▶ PROVIDED DATA
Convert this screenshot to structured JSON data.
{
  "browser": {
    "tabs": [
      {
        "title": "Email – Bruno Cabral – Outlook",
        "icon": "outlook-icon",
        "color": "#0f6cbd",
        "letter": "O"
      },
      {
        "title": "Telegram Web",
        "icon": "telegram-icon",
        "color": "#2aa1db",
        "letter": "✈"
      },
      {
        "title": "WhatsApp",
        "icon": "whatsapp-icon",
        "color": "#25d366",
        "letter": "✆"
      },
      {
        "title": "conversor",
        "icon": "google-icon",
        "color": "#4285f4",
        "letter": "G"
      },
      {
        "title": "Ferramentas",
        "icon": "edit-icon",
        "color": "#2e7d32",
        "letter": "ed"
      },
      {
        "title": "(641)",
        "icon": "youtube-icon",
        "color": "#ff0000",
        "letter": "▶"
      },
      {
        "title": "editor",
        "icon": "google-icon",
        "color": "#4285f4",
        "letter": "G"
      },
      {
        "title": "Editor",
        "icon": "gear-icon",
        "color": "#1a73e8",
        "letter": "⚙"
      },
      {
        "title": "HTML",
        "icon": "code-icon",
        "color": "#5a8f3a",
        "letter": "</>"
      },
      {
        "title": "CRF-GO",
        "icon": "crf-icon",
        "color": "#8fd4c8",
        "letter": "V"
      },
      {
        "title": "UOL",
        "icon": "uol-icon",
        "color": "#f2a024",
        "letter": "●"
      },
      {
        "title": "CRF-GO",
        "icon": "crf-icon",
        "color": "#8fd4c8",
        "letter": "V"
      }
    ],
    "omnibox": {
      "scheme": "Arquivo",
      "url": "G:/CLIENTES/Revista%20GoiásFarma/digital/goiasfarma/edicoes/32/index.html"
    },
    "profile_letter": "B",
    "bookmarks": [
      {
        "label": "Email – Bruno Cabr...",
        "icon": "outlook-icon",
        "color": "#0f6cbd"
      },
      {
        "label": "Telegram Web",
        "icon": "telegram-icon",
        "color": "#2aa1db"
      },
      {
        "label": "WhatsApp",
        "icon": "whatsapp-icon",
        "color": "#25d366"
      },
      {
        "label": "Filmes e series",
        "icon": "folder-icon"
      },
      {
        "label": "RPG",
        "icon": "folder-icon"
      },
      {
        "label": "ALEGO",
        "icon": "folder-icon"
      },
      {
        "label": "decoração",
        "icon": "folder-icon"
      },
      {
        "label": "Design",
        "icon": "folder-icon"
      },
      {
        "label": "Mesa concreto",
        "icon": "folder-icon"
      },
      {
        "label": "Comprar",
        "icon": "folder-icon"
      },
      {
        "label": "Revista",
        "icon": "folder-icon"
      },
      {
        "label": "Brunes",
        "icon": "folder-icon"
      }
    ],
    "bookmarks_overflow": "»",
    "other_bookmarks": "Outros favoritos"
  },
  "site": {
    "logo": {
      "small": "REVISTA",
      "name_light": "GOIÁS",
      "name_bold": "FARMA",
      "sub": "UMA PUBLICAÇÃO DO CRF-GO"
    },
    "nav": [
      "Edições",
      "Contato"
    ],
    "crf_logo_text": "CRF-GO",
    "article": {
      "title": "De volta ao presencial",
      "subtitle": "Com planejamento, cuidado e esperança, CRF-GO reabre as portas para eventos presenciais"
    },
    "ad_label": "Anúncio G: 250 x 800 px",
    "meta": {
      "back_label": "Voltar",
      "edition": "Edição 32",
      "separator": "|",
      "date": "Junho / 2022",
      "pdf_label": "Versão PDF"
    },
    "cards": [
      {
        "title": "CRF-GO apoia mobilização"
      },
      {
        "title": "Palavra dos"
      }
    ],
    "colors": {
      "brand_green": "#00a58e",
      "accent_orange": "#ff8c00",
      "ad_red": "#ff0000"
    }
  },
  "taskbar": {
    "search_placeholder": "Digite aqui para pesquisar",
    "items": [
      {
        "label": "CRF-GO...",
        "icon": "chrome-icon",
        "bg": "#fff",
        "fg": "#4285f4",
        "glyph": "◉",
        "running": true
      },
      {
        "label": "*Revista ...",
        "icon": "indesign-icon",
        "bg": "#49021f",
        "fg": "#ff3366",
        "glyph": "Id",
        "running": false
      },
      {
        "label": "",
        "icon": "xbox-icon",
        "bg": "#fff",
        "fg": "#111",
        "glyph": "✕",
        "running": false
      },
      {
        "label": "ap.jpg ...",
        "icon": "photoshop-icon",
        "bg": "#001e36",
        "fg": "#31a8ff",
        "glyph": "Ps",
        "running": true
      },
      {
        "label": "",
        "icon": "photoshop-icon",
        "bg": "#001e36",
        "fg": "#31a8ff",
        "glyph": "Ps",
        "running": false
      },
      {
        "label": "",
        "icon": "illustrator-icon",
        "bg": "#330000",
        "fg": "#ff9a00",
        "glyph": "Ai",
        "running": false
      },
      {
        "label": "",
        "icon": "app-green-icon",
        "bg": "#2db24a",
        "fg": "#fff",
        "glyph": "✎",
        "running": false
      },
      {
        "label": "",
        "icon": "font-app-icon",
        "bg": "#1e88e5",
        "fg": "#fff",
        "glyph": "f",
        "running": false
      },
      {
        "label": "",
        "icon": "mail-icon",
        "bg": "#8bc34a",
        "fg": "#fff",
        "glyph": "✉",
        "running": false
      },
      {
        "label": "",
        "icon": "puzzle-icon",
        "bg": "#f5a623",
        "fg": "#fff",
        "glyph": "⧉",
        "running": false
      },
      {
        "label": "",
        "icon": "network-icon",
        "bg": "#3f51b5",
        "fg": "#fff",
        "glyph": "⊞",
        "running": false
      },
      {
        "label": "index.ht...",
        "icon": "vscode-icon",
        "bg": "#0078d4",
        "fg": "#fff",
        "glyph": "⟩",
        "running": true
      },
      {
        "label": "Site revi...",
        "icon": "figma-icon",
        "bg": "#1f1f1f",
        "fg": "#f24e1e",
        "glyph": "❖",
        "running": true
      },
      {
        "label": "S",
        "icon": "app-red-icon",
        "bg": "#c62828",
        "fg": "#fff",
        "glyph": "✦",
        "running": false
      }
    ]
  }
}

▶ TASK DESCRIPTION
Set out the complete listing exactly as shown.

▶ RESPONSE TO THE TASK
Convert this screenshot to structured JSON data.
{
  "browser": {
    "tabs": [
      {
        "title": "Email – Bruno Cabral – Outlook",
        "icon": "outlook-icon",
        "color": "#0f6cbd",
        "letter": "O"
      },
      {
        "title": "Telegram Web",
        "icon": "telegram-icon",
        "color": "#2aa1db",
        "letter": "✈"
      },
      {
        "title": "WhatsApp",
        "icon": "whatsapp-icon",
        "color": "#25d366",
        "letter": "✆"
      },
      {
        "title": "conversor",
        "icon": "google-icon",
        "color": "#4285f4",
        "letter": "G"
      },
      {
        "title": "Ferramentas",
        "icon": "edit-icon",
        "color": "#2e7d32",
        "letter": "ed"
      },
      {
        "title": "(641)",
        "icon": "youtube-icon",
        "color": "#ff0000",
        "letter": "▶"
      },
      {
        "title": "editor",
        "icon": "google-icon",
        "color": "#4285f4",
        "letter": "G"
      },
      {
        "title": "Editor",
        "icon": "gear-icon",
        "color": "#1a73e8",
        "letter": "⚙"
      },
      {
        "title": "HTML",
        "icon": "code-icon",
        "color": "#5a8f3a",
        "letter": "</>"
      },
      {
        "title": "CRF-GO",
        "icon": "crf-icon",
        "color": "#8fd4c8",
        "letter": "V"
      },
      {
        "title": "UOL",
        "icon": "uol-icon",
        "color": "#f2a024",
        "letter": "●"
      },
      {
        "title": "CRF-GO",
        "icon": "crf-icon",
        "color": "#8fd4c8",
        "letter": "V"
      }
    ],
    "omnibox": {
      "scheme": "Arquivo",
      "url": "G:/CLIENTES/Revista%20GoiásFarma/digital/goiasfarma/edicoes/32/index.html"
    },
    "profile_letter": "B",
    "bookmarks": [
      {
        "label": "Email – Bruno Cabr...",
        "icon": "outlook-icon",
        "color": "#0f6cbd"
      },
      {
        "label": "Telegram Web",
        "icon": "telegram-icon",
        "color": "#2aa1db"
      },
      {
        "label": "WhatsApp",
        "icon": "whatsapp-icon",
        "color": "#25d366"
      },
      {
        "label": "Filmes e series",
        "icon": "folder-icon"
      },
      {
        "label": "RPG",
        "icon": "folder-icon"
      },
      {
        "label": "ALEGO",
        "icon": "folder-icon"
      },
      {
        "label": "decoração",
        "icon": "folder-icon"
      },
      {
        "label": "Design",
        "icon": "folder-icon"
      },
      {
        "label": "Mesa concreto",
        "icon": "folder-icon"
      },
      {
        "label": "Comprar",
        "icon": "folder-icon"
      },
      {
        "label": "Revista",
        "icon": "folder-icon"
      },
      {
        "label": "Brunes",
        "icon": "folder-icon"
      }
    ],
    "bookmarks_overflow": "»",
    "other_bookmarks": "Outros favoritos"
  },
  "site": {
    "logo": {
      "small": "REVISTA",
      "name_light": "GOIÁS",
      "name_bold": "FARMA",
      "sub": "UMA PUBLICAÇÃO DO CRF-GO"
    },
    "nav": [
      "Edições",
      "Contato"
    ],
    "crf_logo_text": "CRF-GO",
    "article": {
      "title": "De volta ao presencial",
      "subtitle": "Com planejamento, cuidado e esperança, CRF-GO reabre as portas para eventos presenciais"
    },
    "ad_label": "Anúncio G: 250 x 800 px",
    "meta": {
      "back_label": "Voltar",
      "edition": "Edição 32",
      "separator": "|",
      "date": "Junho / 2022",
      "pdf_label": "Versão PDF"
    },
    "cards": [
      {
        "title": "CRF-GO apoia mobilização"
      },
      {
        "title": "Palavra dos"
      }
    ],
    "colors": {
      "brand_green": "#00a58e",
      "accent_orange": "#ff8c00",
      "ad_red": "#ff0000"
    }
  },
  "taskbar": {
    "search_placeholder": "Digite aqui para pesquisar",
    "items": [
      {
        "label": "CRF-GO...",
        "icon": "chrome-icon",
        "bg": "#fff",
        "fg": "#4285f4",
        "glyph": "◉",
        "running": true
      },
      {
        "label": "*Revista ...",
        "icon": "indesign-icon",
        "bg": "#49021f",
        "fg": "#ff3366",
        "glyph": "Id",
        "running": false
      },
      {
        "label": "",
        "icon": "xbox-icon",
        "bg": "#fff",
        "fg": "#111",
        "glyph": "✕",
        "running": false
      },
      {
        "label": "ap.jpg ...",
        "icon": "photoshop-icon",
        "bg": "#001e36",
        "fg": "#31a8ff",
        "glyph": "Ps",
        "running": true
      },
      {
        "label": "",
        "icon": "photoshop-icon",
        "bg": "#001e36",
        "fg": "#31a8ff",
        "glyph": "Ps",
        "running": false
      },
      {
        "label": "",
        "icon": "illustrator-icon",
        "bg": "#330000",
        "fg": "#ff9a00",
        "glyph": "Ai",
        "running": false
      },
      {
        "label": "",
        "icon": "app-green-icon",
        "bg": "#2db24a",
        "fg": "#fff",
        "glyph": "✎",
        "running": false
      },
      {
        "label": "",
        "icon": "font-app-icon",
        "bg": "#1e88e5",
        "fg": "#fff",
        "glyph": "f",
        "running": false
      },
      {
        "label": "",
        "icon": "mail-icon",
        "bg": "#8bc34a",
        "fg": "#fff",
        "glyph": "✉",
        "running": false
      },
      {
        "label": "",
        "icon": "puzzle-icon",
        "bg": "#f5a623",
        "fg": "#fff",
        "glyph": "⧉",
        "running": false
      },
      {
        "label": "",
        "icon": "network-icon",
        "bg": "#3f51b5",
        "fg": "#fff",
        "glyph": "⊞",
        "running": false
      },
      {
        "label": "index.ht...",
        "icon": "vscode-icon",
        "bg": "#0078d4",
        "fg": "#fff",
        "glyph": "⟩",
        "running": true
      },
      {
        "label": "Site revi...",
        "icon": "figma-icon",
        "bg": "#1f1f1f",
        "fg": "#f24e1e",
        "glyph": "❖",
        "running": true
      },
      {
        "label": "S",
        "icon": "app-red-icon",
        "bg": "#c62828",
        "fg": "#fff",
        "glyph": "✦",
        "running": false
      }
    ]
  }
}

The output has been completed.